** begin **

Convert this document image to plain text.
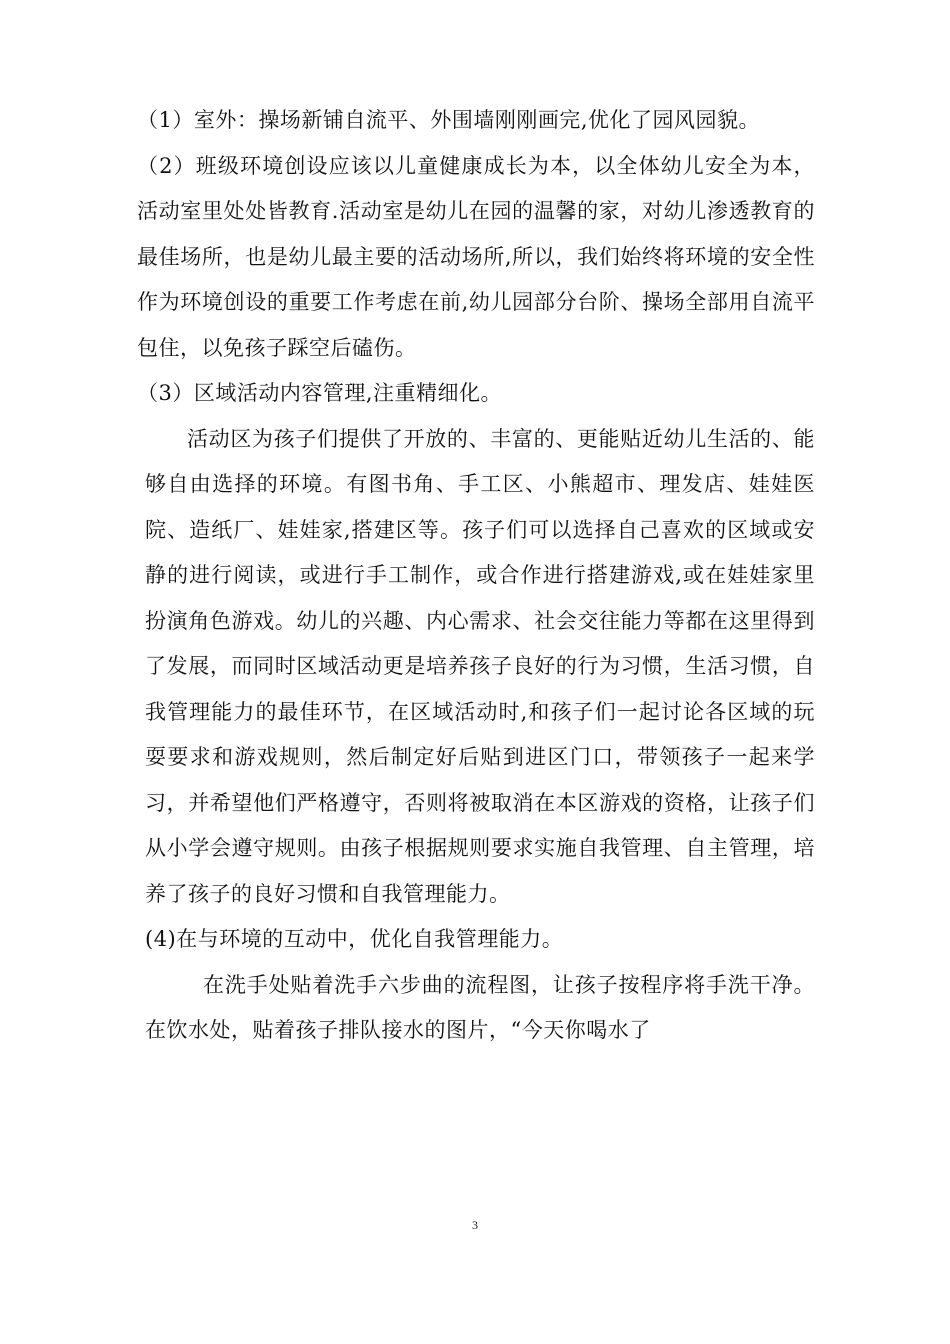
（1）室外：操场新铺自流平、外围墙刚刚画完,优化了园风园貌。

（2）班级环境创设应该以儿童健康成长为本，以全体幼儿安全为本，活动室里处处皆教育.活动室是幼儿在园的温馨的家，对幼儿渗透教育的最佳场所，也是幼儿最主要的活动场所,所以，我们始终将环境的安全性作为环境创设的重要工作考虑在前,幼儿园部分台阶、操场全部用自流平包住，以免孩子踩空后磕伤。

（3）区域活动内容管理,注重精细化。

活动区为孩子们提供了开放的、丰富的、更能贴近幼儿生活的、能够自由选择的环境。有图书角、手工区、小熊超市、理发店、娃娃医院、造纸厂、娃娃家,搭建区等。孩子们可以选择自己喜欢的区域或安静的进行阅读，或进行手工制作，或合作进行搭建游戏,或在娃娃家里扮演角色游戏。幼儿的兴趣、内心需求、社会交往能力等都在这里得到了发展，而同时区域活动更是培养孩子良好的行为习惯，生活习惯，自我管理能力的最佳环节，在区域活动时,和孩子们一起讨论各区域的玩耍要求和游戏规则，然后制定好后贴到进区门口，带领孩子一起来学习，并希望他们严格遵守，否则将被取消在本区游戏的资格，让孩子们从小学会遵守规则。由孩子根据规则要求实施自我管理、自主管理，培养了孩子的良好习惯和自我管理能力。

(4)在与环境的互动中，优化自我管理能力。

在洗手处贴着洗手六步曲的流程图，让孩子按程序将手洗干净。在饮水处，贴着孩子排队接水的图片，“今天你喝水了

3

** end **
** begin **

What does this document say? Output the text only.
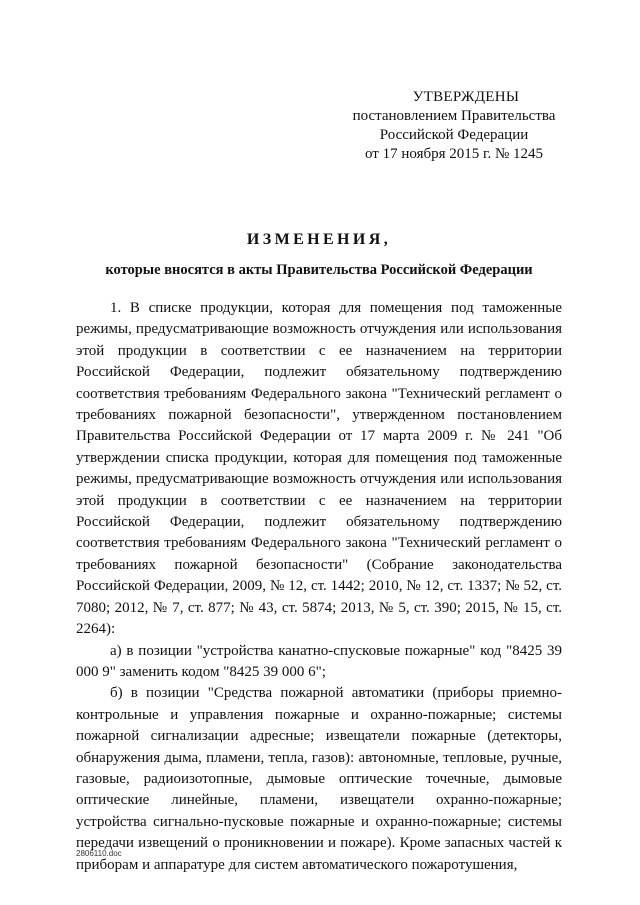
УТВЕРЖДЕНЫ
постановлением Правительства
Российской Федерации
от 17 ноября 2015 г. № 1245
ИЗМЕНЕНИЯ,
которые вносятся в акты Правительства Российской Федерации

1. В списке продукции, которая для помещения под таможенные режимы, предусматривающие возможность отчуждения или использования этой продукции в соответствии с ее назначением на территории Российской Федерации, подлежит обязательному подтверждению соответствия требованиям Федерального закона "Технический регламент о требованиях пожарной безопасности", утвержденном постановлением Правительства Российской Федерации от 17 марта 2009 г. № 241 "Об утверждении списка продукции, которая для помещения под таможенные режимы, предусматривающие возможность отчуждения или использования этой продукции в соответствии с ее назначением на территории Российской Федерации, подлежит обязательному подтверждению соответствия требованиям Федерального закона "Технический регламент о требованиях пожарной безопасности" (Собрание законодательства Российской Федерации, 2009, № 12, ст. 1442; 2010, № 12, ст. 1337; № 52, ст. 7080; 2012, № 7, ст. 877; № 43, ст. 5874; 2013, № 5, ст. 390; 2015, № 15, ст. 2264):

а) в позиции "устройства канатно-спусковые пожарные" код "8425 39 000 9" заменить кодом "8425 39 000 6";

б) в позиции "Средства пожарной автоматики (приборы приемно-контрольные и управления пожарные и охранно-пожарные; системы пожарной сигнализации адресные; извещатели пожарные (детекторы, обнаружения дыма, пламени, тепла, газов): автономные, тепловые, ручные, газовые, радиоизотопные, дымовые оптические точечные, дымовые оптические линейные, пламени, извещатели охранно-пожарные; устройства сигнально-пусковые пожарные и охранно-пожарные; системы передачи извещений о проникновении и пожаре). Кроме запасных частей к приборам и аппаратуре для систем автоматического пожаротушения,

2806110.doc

** end **

EXERCISE AIM: Leave out every line without the string "document" and copy the rest.

EXERCISE RESPONSE:
Convert this document image to plain text.
What does this document say? Output the text only.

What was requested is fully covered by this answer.